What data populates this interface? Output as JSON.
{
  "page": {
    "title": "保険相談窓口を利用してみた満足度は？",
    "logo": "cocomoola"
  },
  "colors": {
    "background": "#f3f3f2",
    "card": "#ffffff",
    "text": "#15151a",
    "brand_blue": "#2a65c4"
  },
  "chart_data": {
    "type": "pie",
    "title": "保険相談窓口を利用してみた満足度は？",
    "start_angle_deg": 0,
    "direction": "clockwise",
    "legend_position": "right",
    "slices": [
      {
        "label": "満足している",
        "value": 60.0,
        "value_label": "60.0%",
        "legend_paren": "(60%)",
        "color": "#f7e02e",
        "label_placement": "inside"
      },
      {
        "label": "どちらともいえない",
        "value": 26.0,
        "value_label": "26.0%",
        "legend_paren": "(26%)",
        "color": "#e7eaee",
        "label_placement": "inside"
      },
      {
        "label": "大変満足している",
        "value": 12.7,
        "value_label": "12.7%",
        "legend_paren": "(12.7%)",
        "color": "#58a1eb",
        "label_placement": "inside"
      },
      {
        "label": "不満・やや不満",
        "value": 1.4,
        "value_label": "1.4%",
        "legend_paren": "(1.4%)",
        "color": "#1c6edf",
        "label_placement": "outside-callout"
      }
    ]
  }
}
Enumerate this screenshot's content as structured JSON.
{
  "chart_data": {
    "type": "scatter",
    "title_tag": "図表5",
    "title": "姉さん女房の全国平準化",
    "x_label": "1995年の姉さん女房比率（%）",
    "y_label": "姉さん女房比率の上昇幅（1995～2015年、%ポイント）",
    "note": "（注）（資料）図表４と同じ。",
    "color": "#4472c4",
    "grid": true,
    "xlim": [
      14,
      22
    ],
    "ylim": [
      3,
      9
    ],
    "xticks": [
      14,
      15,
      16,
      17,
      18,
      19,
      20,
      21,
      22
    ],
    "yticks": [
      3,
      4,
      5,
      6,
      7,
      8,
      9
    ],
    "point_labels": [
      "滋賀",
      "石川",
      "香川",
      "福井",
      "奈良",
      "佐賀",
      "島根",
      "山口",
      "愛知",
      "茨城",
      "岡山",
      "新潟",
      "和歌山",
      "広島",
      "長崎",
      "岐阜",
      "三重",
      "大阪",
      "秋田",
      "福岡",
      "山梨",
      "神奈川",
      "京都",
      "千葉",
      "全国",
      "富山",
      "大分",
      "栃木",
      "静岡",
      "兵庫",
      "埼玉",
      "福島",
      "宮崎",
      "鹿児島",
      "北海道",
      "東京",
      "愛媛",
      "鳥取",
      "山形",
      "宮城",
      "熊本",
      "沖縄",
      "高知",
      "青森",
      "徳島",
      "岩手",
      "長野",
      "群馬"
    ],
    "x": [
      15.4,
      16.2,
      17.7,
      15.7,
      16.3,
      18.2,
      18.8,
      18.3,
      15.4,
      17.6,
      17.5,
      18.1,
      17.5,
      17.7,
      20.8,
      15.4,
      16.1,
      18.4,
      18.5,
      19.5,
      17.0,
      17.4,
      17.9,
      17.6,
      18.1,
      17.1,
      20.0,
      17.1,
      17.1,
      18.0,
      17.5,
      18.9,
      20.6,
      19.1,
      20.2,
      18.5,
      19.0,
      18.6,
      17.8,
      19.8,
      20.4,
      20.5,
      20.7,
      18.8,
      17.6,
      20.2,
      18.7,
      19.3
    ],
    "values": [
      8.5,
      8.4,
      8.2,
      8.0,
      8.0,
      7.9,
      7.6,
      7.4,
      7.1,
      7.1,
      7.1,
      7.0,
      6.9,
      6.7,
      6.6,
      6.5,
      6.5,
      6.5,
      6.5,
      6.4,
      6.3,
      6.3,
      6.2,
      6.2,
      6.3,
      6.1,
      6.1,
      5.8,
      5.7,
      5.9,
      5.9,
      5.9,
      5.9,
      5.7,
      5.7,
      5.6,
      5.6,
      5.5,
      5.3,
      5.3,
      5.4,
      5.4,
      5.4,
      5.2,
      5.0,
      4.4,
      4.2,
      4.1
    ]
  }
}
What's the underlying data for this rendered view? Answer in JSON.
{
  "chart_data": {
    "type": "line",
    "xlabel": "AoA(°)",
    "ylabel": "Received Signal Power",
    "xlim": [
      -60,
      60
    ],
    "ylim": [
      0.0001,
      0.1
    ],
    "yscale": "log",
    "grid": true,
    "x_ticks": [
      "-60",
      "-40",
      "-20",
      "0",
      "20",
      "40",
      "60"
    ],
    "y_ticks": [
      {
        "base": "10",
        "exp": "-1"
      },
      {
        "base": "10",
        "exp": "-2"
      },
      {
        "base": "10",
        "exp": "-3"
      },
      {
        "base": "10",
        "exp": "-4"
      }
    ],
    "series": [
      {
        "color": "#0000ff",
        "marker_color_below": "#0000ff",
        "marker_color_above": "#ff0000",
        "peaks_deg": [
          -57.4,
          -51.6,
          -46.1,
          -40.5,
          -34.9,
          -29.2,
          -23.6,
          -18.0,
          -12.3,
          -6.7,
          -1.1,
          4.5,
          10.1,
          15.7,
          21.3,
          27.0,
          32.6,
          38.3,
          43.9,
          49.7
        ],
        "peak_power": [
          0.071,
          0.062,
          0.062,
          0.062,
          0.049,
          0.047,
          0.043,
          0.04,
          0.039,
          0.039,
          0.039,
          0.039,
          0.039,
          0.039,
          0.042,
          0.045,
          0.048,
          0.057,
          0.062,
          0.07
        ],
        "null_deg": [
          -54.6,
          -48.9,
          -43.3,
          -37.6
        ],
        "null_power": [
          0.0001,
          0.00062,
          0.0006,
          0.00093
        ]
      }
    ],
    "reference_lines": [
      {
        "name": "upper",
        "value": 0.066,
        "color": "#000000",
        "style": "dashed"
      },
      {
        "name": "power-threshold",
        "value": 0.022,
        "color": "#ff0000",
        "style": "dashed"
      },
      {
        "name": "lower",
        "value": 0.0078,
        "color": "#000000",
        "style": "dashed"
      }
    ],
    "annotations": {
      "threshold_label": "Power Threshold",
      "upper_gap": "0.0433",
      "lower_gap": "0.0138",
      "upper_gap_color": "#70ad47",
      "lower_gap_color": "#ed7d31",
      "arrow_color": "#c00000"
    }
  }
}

--- INSTRUCTIONS FOR THE TASK ---
Above are the records; retype every one exactly.

--- COMPLETE ANSWER ---
What data populates this interface? Output as JSON.
{
  "page": {
    "title": "保険相談窓口を利用してみた満足度は？",
    "logo": "cocomoola"
  },
  "colors": {
    "background": "#f3f3f2",
    "card": "#ffffff",
    "text": "#15151a",
    "brand_blue": "#2a65c4"
  },
  "chart_data": {
    "type": "pie",
    "title": "保険相談窓口を利用してみた満足度は？",
    "start_angle_deg": 0,
    "direction": "clockwise",
    "legend_position": "right",
    "slices": [
      {
        "label": "満足している",
        "value": 60.0,
        "value_label": "60.0%",
        "legend_paren": "(60%)",
        "color": "#f7e02e",
        "label_placement": "inside"
      },
      {
        "label": "どちらともいえない",
        "value": 26.0,
        "value_label": "26.0%",
        "legend_paren": "(26%)",
        "color": "#e7eaee",
        "label_placement": "inside"
      },
      {
        "label": "大変満足している",
        "value": 12.7,
        "value_label": "12.7%",
        "legend_paren": "(12.7%)",
        "color": "#58a1eb",
        "label_placement": "inside"
      },
      {
        "label": "不満・やや不満",
        "value": 1.4,
        "value_label": "1.4%",
        "legend_paren": "(1.4%)",
        "color": "#1c6edf",
        "label_placement": "outside-callout"
      }
    ]
  }
}
Enumerate this screenshot's content as structured JSON.
{
  "chart_data": {
    "type": "scatter",
    "title_tag": "図表5",
    "title": "姉さん女房の全国平準化",
    "x_label": "1995年の姉さん女房比率（%）",
    "y_label": "姉さん女房比率の上昇幅（1995～2015年、%ポイント）",
    "note": "（注）（資料）図表４と同じ。",
    "color": "#4472c4",
    "grid": true,
    "xlim": [
      14,
      22
    ],
    "ylim": [
      3,
      9
    ],
    "xticks": [
      14,
      15,
      16,
      17,
      18,
      19,
      20,
      21,
      22
    ],
    "yticks": [
      3,
      4,
      5,
      6,
      7,
      8,
      9
    ],
    "point_labels": [
      "滋賀",
      "石川",
      "香川",
      "福井",
      "奈良",
      "佐賀",
      "島根",
      "山口",
      "愛知",
      "茨城",
      "岡山",
      "新潟",
      "和歌山",
      "広島",
      "長崎",
      "岐阜",
      "三重",
      "大阪",
      "秋田",
      "福岡",
      "山梨",
      "神奈川",
      "京都",
      "千葉",
      "全国",
      "富山",
      "大分",
      "栃木",
      "静岡",
      "兵庫",
      "埼玉",
      "福島",
      "宮崎",
      "鹿児島",
      "北海道",
      "東京",
      "愛媛",
      "鳥取",
      "山形",
      "宮城",
      "熊本",
      "沖縄",
      "高知",
      "青森",
      "徳島",
      "岩手",
      "長野",
      "群馬"
    ],
    "x": [
      15.4,
      16.2,
      17.7,
      15.7,
      16.3,
      18.2,
      18.8,
      18.3,
      15.4,
      17.6,
      17.5,
      18.1,
      17.5,
      17.7,
      20.8,
      15.4,
      16.1,
      18.4,
      18.5,
      19.5,
      17.0,
      17.4,
      17.9,
      17.6,
      18.1,
      17.1,
      20.0,
      17.1,
      17.1,
      18.0,
      17.5,
      18.9,
      20.6,
      19.1,
      20.2,
      18.5,
      19.0,
      18.6,
      17.8,
      19.8,
      20.4,
      20.5,
      20.7,
      18.8,
      17.6,
      20.2,
      18.7,
      19.3
    ],
    "values": [
      8.5,
      8.4,
      8.2,
      8.0,
      8.0,
      7.9,
      7.6,
      7.4,
      7.1,
      7.1,
      7.1,
      7.0,
      6.9,
      6.7,
      6.6,
      6.5,
      6.5,
      6.5,
      6.5,
      6.4,
      6.3,
      6.3,
      6.2,
      6.2,
      6.3,
      6.1,
      6.1,
      5.8,
      5.7,
      5.9,
      5.9,
      5.9,
      5.9,
      5.7,
      5.7,
      5.6,
      5.6,
      5.5,
      5.3,
      5.3,
      5.4,
      5.4,
      5.4,
      5.2,
      5.0,
      4.4,
      4.2,
      4.1
    ]
  }
}
What's the underlying data for this rendered view? Answer in JSON.
{
  "chart_data": {
    "type": "line",
    "xlabel": "AoA(°)",
    "ylabel": "Received Signal Power",
    "xlim": [
      -60,
      60
    ],
    "ylim": [
      0.0001,
      0.1
    ],
    "yscale": "log",
    "grid": true,
    "x_ticks": [
      "-60",
      "-40",
      "-20",
      "0",
      "20",
      "40",
      "60"
    ],
    "y_ticks": [
      {
        "base": "10",
        "exp": "-1"
      },
      {
        "base": "10",
        "exp": "-2"
      },
      {
        "base": "10",
        "exp": "-3"
      },
      {
        "base": "10",
        "exp": "-4"
      }
    ],
    "series": [
      {
        "color": "#0000ff",
        "marker_color_below": "#0000ff",
        "marker_color_above": "#ff0000",
        "peaks_deg": [
          -57.4,
          -51.6,
          -46.1,
          -40.5,
          -34.9,
          -29.2,
          -23.6,
          -18.0,
          -12.3,
          -6.7,
          -1.1,
          4.5,
          10.1,
          15.7,
          21.3,
          27.0,
          32.6,
          38.3,
          43.9,
          49.7
        ],
        "peak_power": [
          0.071,
          0.062,
          0.062,
          0.062,
          0.049,
          0.047,
          0.043,
          0.04,
          0.039,
          0.039,
          0.039,
          0.039,
          0.039,
          0.039,
          0.042,
          0.045,
          0.048,
          0.057,
          0.062,
          0.07
        ],
        "null_deg": [
          -54.6,
          -48.9,
          -43.3,
          -37.6
        ],
        "null_power": [
          0.0001,
          0.00062,
          0.0006,
          0.00093
        ]
      }
    ],
    "reference_lines": [
      {
        "name": "upper",
        "value": 0.066,
        "color": "#000000",
        "style": "dashed"
      },
      {
        "name": "power-threshold",
        "value": 0.022,
        "color": "#ff0000",
        "style": "dashed"
      },
      {
        "name": "lower",
        "value": 0.0078,
        "color": "#000000",
        "style": "dashed"
      }
    ],
    "annotations": {
      "threshold_label": "Power Threshold",
      "upper_gap": "0.0433",
      "lower_gap": "0.0138",
      "upper_gap_color": "#70ad47",
      "lower_gap_color": "#ed7d31",
      "arrow_color": "#c00000"
    }
  }
}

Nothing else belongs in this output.